(Recorded data)
⟨

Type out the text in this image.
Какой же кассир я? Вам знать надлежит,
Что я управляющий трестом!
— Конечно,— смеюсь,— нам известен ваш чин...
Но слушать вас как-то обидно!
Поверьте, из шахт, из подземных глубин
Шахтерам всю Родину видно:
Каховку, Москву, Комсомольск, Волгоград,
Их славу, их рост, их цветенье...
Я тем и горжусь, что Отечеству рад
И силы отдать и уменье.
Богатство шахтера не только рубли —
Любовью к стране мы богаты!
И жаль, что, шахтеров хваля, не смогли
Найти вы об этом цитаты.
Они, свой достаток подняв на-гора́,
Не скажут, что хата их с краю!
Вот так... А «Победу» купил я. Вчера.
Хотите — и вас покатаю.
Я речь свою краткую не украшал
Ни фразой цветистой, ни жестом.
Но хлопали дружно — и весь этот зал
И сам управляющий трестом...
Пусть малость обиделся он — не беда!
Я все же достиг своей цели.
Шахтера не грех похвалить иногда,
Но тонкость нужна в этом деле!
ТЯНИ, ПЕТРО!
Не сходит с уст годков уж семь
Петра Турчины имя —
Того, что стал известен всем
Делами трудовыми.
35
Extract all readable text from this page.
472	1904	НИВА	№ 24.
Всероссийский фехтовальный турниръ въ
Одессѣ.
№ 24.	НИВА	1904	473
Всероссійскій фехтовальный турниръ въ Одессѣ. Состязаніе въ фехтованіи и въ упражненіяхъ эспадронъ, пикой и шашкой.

⟩

- **WHAT YOU NEED TO DO**
Copy every line verbatim.

- **ANSWER TO THIS TASK**
Type out the text in this image.
Какой же кассир я? Вам знать надлежит,
Что я управляющий трестом!
— Конечно,— смеюсь,— нам известен ваш чин...
Но слушать вас как-то обидно!
Поверьте, из шахт, из подземных глубин
Шахтерам всю Родину видно:
Каховку, Москву, Комсомольск, Волгоград,
Их славу, их рост, их цветенье...
Я тем и горжусь, что Отечеству рад
И силы отдать и уменье.
Богатство шахтера не только рубли —
Любовью к стране мы богаты!
И жаль, что, шахтеров хваля, не смогли
Найти вы об этом цитаты.
Они, свой достаток подняв на-гора́,
Не скажут, что хата их с краю!
Вот так... А «Победу» купил я. Вчера.
Хотите — и вас покатаю.
Я речь свою краткую не украшал
Ни фразой цветистой, ни жестом.
Но хлопали дружно — и весь этот зал
И сам управляющий трестом...
Пусть малость обиделся он — не беда!
Я все же достиг своей цели.
Шахтера не грех похвалить иногда,
Но тонкость нужна в этом деле!
ТЯНИ, ПЕТРО!
Не сходит с уст годков уж семь
Петра Турчины имя —
Того, что стал известен всем
Делами трудовыми.
35
Extract all readable text from this page.
472	1904	НИВА	№ 24.
Всероссийский фехтовальный турниръ въ
Одессѣ.
№ 24.	НИВА	1904	473
Всероссійскій фехтовальный турниръ въ Одессѣ. Состязаніе въ фехтованіи и въ упражненіяхъ эспадронъ, пикой и шашкой.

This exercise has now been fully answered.